- _Goals_:
**A)** In the passage on TIMSS task reliability, which Cronbach's alpha results were considered acceptable?
**B)** Select every line of the records that contains the string "valve", matching case exactly.

- _Supplied passage_:
====================
To eliminate unreliable and incomparable results, two tests were carried out. First, for each task, Cronbach's alpha was calculated for 1995 and 2000 separately. Results higher than 0.6 were considered acceptable. Second, a chi-squared test was carried out, revealing that answer patterns differed as a result of these altered testing circumstances. Here, values higher than 5 were considered acceptable. The results are shown in Table 3.

Table 3.

TIMSS Performance Assessment 2000, reliability (Cronbach alpha) and comparability (χ2-test) of students' scores per task.

Task / number of items / Alpha in 1995 / Alpha in 2000 / χ2-test on scores of 1995-2000
M1 Dice / 6 / 0.30 / 0.64 / 77
M2 Calculator / 7 / 0.71 / 0.68 / 99
M3 Folding / 4 / 0.83 / 0.76 / 53
M4 Around the bend / 8 / 0.59 / 0.62 / 100
M5 Packaging / 3 / 0.61 / 0.65 / 28
S1 Pulse / 4 / 0.61 / 0.59 / 33
S2 Magnets / 2 / 0.65 / 0.36 / 0
S3 Batteries / 4 / 0.54 / 0.68 / 18
S4 Rubberband / 7 / 0.58 / 0.39 / 0
S5 Solutions / 7 / 0.63 / 0.63 / 57
G1 Shadows / 6 / 0.64 / 0.61 / 1
G2 Plasticine / 8 / 0.85 / 0.78 / 0

To avoid distortions of the trend measurement, the tasks with questionable results were omitted. Therefore, all five mathematics tasks (consisting of 28 items) were considered suitable for analysis.
====================
- _Information supplied_:
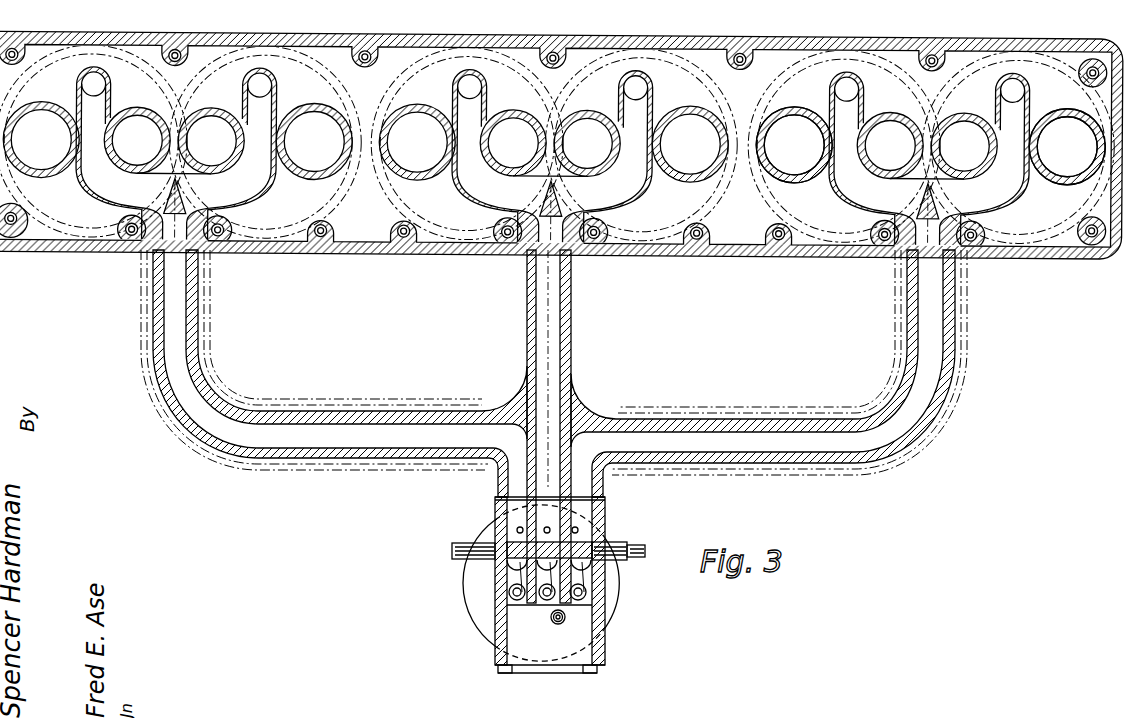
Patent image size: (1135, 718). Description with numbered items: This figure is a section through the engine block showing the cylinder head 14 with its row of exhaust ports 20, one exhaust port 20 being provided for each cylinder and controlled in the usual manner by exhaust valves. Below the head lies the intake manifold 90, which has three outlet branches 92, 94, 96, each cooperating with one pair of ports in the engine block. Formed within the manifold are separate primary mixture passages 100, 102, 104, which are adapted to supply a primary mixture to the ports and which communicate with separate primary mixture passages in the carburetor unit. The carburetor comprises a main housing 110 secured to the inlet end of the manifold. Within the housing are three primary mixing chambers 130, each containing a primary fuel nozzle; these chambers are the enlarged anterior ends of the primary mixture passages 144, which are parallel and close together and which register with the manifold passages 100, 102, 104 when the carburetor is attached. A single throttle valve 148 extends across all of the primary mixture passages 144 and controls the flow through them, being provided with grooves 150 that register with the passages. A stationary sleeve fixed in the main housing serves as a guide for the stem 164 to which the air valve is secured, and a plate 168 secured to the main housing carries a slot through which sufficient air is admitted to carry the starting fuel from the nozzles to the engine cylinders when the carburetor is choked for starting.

The cylinder head 14 is at (1068, 258).
The exhaust port 20 is at (800, 173).
The intake manifold 90 is at (287, 467).
The outlet branch 92 is at (208, 331).
The outlet branch 94 is at (583, 327).
The outlet branch 96 is at (958, 328).
The primary mixture passage 100 is at (186, 293).
The primary mixture passage 102 is at (558, 298).
The primary mixture passage 104 is at (938, 297).
The main housing 110 is at (603, 603).
The primary mixing chamber 130 is at (521, 537).
The primary mixture passage 144 is at (522, 605).
The throttle valve 148 is at (598, 545).
The groove 150 is at (597, 578).
The stem 164 is at (564, 621).
The plate 168 is at (545, 667).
====================
- _Written answers_:
**A)** Results higher than 0.6.

**B)**
Patent image size: (1135, 718). Description with numbered items: This figure is a section through the engine block showing the cylinder head 14 with its row of exhaust ports 20, one exhaust port 20 being provided for each cylinder and controlled in the usual manner by exhaust valves. Below the head lies the intake manifold 90, which has three outlet branches 92, 94, 96, each cooperating with one pair of ports in the engine block. Formed within the manifold are separate primary mixture passages 100, 102, 104, which are adapted to supply a primary mixture to the ports and which communicate with separate primary mixture passages in the carburetor unit. The carburetor comprises a main housing 110 secured to the inlet end of the manifold. Within the housing are three primary mixing chambers 130, each containing a primary fuel nozzle; these chambers are the enlarged anterior ends of the primary mixture passages 144, which are parallel and close together and which register with the manifold passages 100, 102, 104 when the carburetor is attached. A single throttle valve 148 extends across all of the primary mixture passages 144 and controls the flow through them, being provided with grooves 150 that register with the passages. A stationary sleeve fixed in the main housing serves as a guide for the stem 164 to which the air valve is secured, and a plate 168 secured to the main housing carries a slot through which sufficient air is admitted to carry the starting fuel from the nozzles to the engine cylinders when the carburetor is choked for starting.
The throttle valve 148 is at (598, 545).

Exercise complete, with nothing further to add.